* **WRITTEN TASK**
Copy out each line below exactly as it appears.

>> START GIVEN ENTRIES

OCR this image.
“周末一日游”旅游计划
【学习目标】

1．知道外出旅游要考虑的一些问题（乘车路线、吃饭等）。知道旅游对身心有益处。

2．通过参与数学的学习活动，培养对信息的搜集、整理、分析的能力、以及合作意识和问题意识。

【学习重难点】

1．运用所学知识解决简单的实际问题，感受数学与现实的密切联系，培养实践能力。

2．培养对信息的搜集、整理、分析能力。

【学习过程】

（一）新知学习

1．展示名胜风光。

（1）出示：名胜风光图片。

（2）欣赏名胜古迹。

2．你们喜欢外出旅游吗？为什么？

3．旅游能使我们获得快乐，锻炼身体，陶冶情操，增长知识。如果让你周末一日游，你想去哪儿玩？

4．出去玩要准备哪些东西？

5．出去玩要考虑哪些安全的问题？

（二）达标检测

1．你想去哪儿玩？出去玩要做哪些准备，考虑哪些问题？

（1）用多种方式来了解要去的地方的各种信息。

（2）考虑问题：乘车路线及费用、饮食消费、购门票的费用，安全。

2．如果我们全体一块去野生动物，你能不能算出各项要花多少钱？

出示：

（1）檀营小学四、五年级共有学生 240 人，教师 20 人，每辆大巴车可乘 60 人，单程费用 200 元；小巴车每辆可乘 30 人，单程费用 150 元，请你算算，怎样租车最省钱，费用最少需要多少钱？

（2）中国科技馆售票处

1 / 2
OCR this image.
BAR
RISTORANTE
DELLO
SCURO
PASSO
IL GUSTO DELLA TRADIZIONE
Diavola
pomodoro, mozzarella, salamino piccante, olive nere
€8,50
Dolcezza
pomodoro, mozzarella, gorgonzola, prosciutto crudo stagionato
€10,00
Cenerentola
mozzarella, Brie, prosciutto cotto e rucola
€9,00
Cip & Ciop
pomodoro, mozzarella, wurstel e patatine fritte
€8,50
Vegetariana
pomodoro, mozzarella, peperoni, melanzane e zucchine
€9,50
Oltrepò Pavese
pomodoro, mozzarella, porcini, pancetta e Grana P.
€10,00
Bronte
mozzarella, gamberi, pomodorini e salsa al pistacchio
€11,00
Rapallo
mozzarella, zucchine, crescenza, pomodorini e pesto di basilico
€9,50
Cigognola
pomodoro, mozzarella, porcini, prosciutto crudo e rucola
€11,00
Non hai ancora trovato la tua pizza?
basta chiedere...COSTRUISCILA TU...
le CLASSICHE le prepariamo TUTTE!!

>> END GIVEN ENTRIES

* **SOLVED EXERCISE**
OCR this image.
“周末一日游”旅游计划
【学习目标】

1．知道外出旅游要考虑的一些问题（乘车路线、吃饭等）。知道旅游对身心有益处。

2．通过参与数学的学习活动，培养对信息的搜集、整理、分析的能力、以及合作意识和问题意识。

【学习重难点】

1．运用所学知识解决简单的实际问题，感受数学与现实的密切联系，培养实践能力。

2．培养对信息的搜集、整理、分析能力。

【学习过程】

（一）新知学习

1．展示名胜风光。

（1）出示：名胜风光图片。

（2）欣赏名胜古迹。

2．你们喜欢外出旅游吗？为什么？

3．旅游能使我们获得快乐，锻炼身体，陶冶情操，增长知识。如果让你周末一日游，你想去哪儿玩？

4．出去玩要准备哪些东西？

5．出去玩要考虑哪些安全的问题？

（二）达标检测

1．你想去哪儿玩？出去玩要做哪些准备，考虑哪些问题？

（1）用多种方式来了解要去的地方的各种信息。

（2）考虑问题：乘车路线及费用、饮食消费、购门票的费用，安全。

2．如果我们全体一块去野生动物，你能不能算出各项要花多少钱？

出示：

（1）檀营小学四、五年级共有学生 240 人，教师 20 人，每辆大巴车可乘 60 人，单程费用 200 元；小巴车每辆可乘 30 人，单程费用 150 元，请你算算，怎样租车最省钱，费用最少需要多少钱？

（2）中国科技馆售票处

1 / 2
OCR this image.
BAR
RISTORANTE
DELLO
SCURO
PASSO
IL GUSTO DELLA TRADIZIONE
Diavola
pomodoro, mozzarella, salamino piccante, olive nere
€8,50
Dolcezza
pomodoro, mozzarella, gorgonzola, prosciutto crudo stagionato
€10,00
Cenerentola
mozzarella, Brie, prosciutto cotto e rucola
€9,00
Cip & Ciop
pomodoro, mozzarella, wurstel e patatine fritte
€8,50
Vegetariana
pomodoro, mozzarella, peperoni, melanzane e zucchine
€9,50
Oltrepò Pavese
pomodoro, mozzarella, porcini, pancetta e Grana P.
€10,00
Bronte
mozzarella, gamberi, pomodorini e salsa al pistacchio
€11,00
Rapallo
mozzarella, zucchine, crescenza, pomodorini e pesto di basilico
€9,50
Cigognola
pomodoro, mozzarella, porcini, prosciutto crudo e rucola
€11,00
Non hai ancora trovato la tua pizza?
basta chiedere...COSTRUISCILA TU...
le CLASSICHE le prepariamo TUTTE!!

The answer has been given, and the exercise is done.